**PROBLEM DETAILS:**
Repeat, exactly and in full, the lines of the listing below, but without any pictures.

**PROVIDED MATERIAL:**

____

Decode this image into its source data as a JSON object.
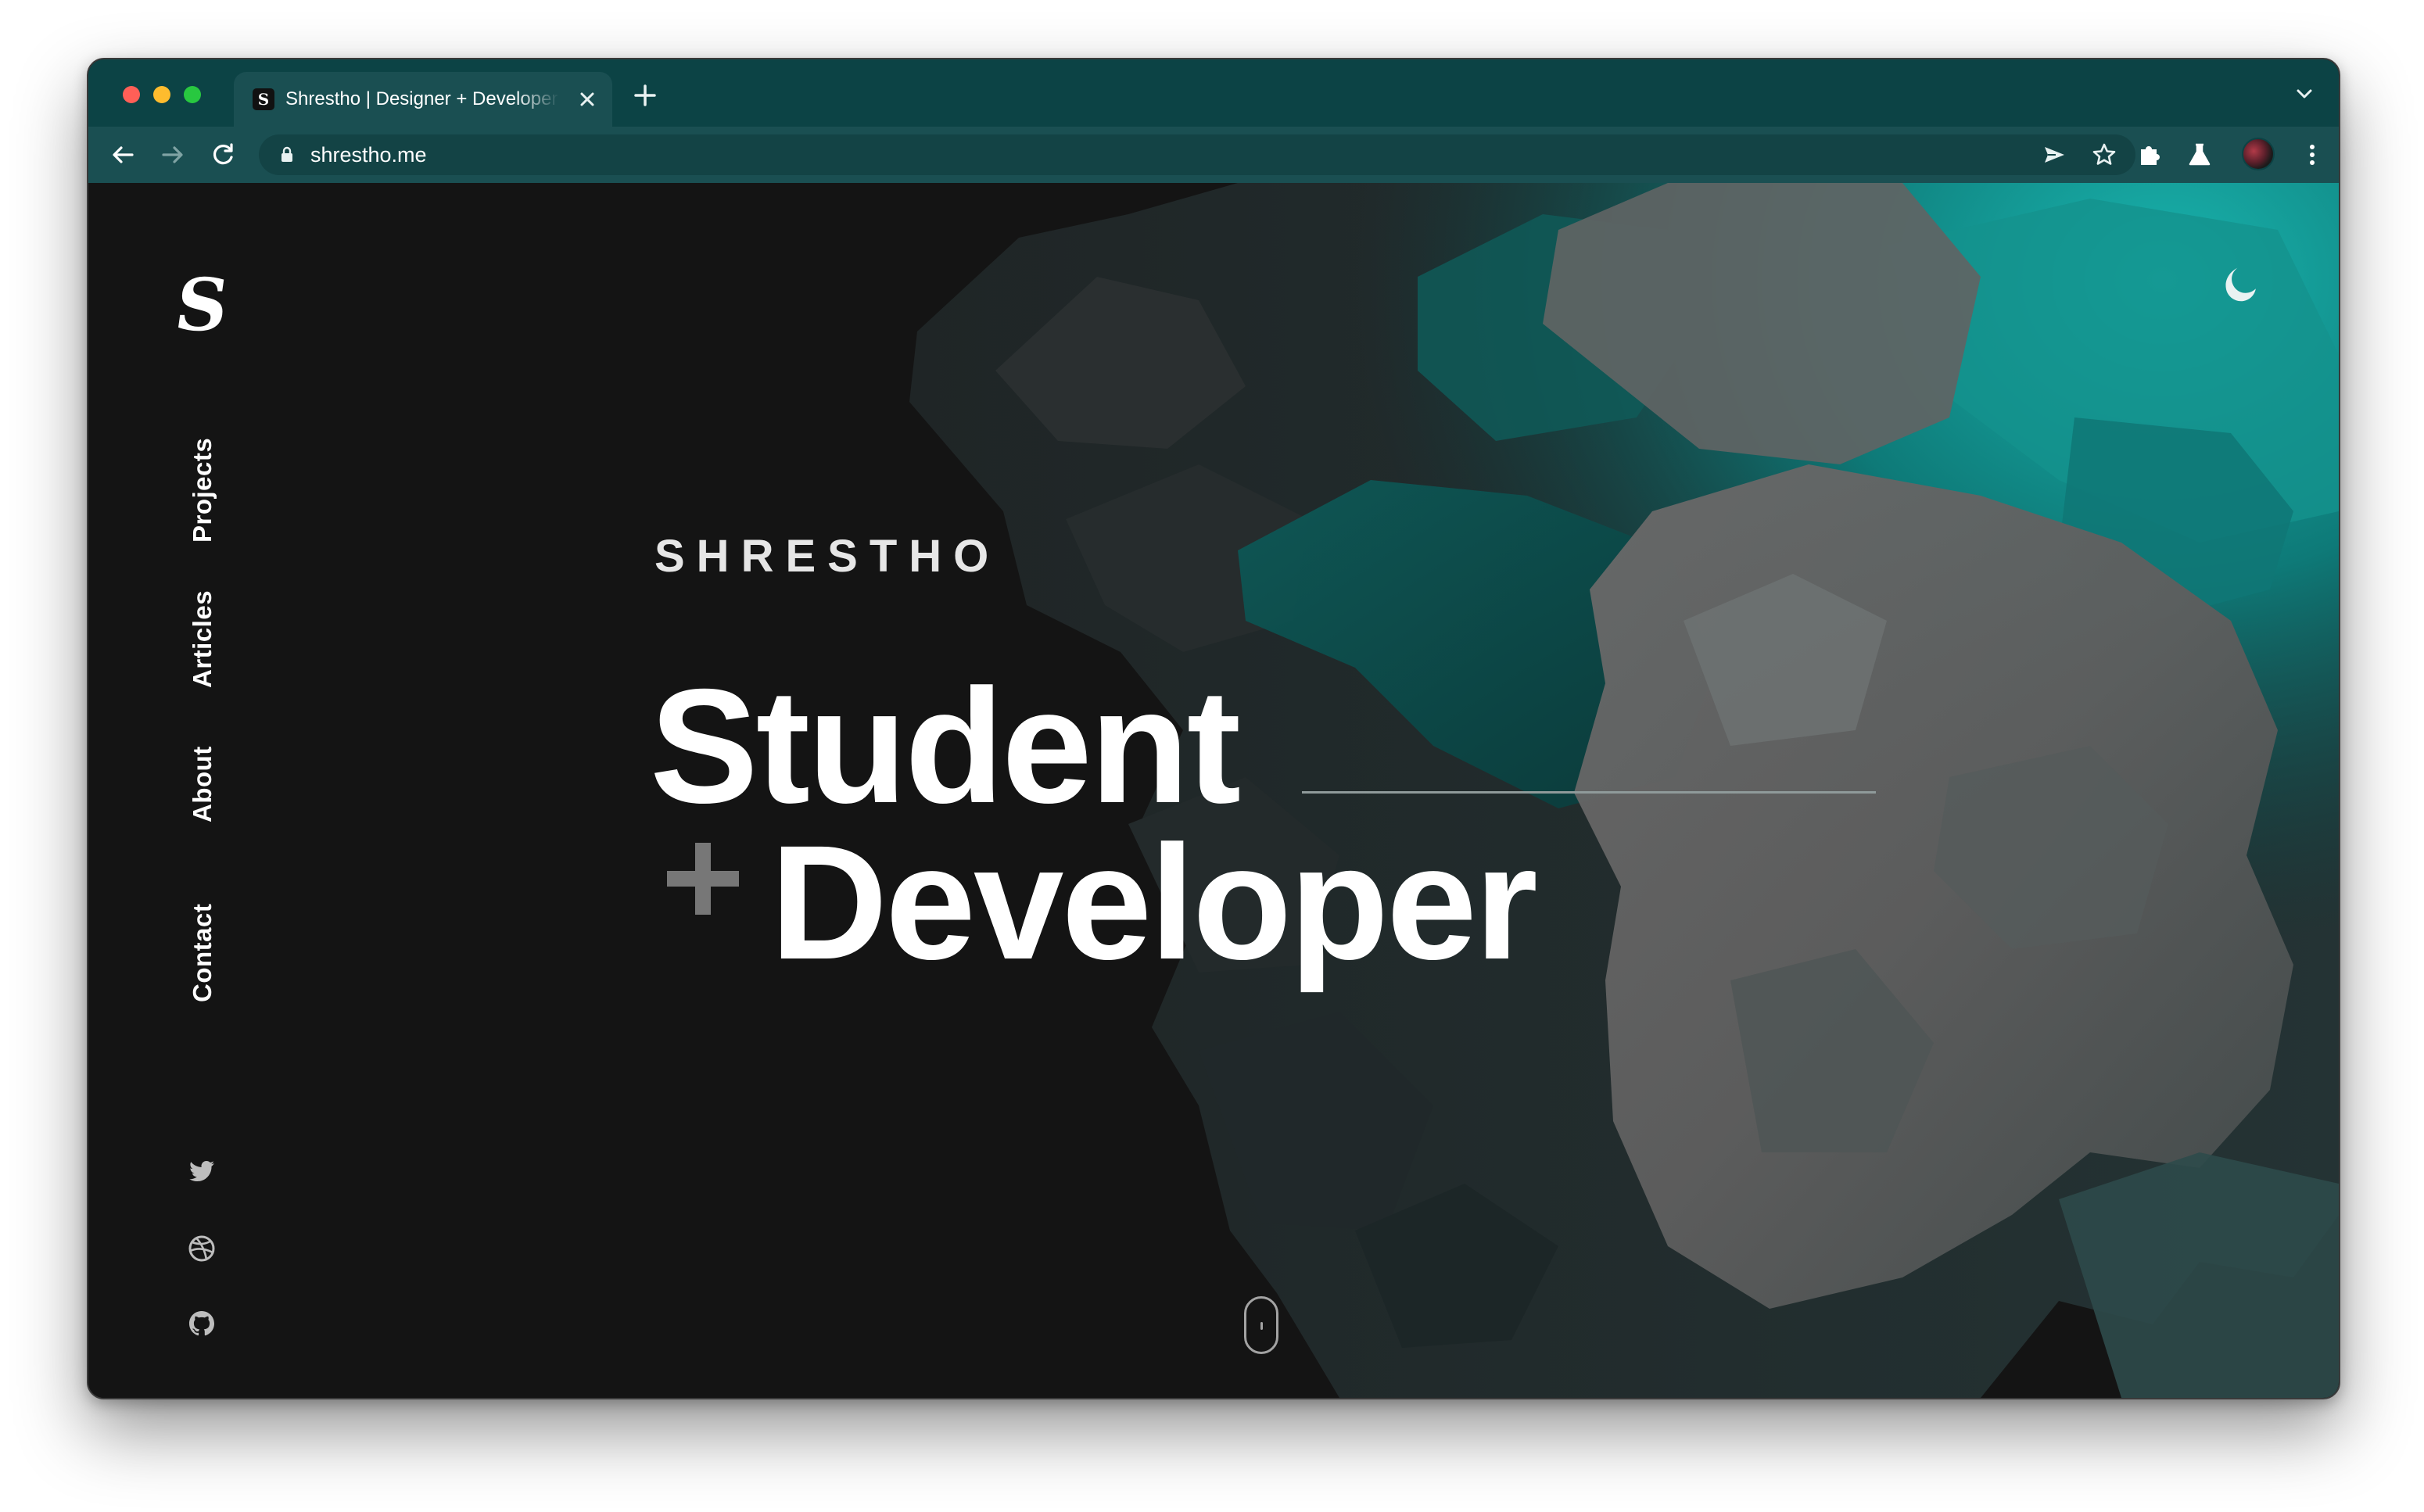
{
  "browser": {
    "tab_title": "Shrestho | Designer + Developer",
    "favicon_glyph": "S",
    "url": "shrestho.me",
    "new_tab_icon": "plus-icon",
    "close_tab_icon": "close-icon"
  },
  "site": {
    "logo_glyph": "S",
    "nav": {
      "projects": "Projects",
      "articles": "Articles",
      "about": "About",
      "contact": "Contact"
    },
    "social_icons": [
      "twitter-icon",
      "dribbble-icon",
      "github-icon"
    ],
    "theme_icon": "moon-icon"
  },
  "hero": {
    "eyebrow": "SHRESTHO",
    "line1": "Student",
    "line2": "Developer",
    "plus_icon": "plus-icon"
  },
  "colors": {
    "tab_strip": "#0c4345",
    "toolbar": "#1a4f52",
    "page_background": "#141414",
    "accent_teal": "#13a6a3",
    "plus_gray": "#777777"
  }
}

____

**RESULT:**
Decode this image into its source data as a JSON object.
{
  "browser": {
    "tab_title": "Shrestho | Designer + Developer",
    "favicon_glyph": "S",
    "url": "shrestho.me",
    "new_tab_icon": "plus-icon",
    "close_tab_icon": "close-icon"
  },
  "site": {
    "logo_glyph": "S",
    "nav": {
      "projects": "Projects",
      "articles": "Articles",
      "about": "About",
      "contact": "Contact"
    },
    "social_icons": [
      "twitter-icon",
      "dribbble-icon",
      "github-icon"
    ],
    "theme_icon": "moon-icon"
  },
  "hero": {
    "eyebrow": "SHRESTHO",
    "line1": "Student",
    "line2": "Developer",
    "plus_icon": "plus-icon"
  },
  "colors": {
    "tab_strip": "#0c4345",
    "toolbar": "#1a4f52",
    "page_background": "#141414",
    "accent_teal": "#13a6a3",
    "plus_gray": "#777777"
  }
}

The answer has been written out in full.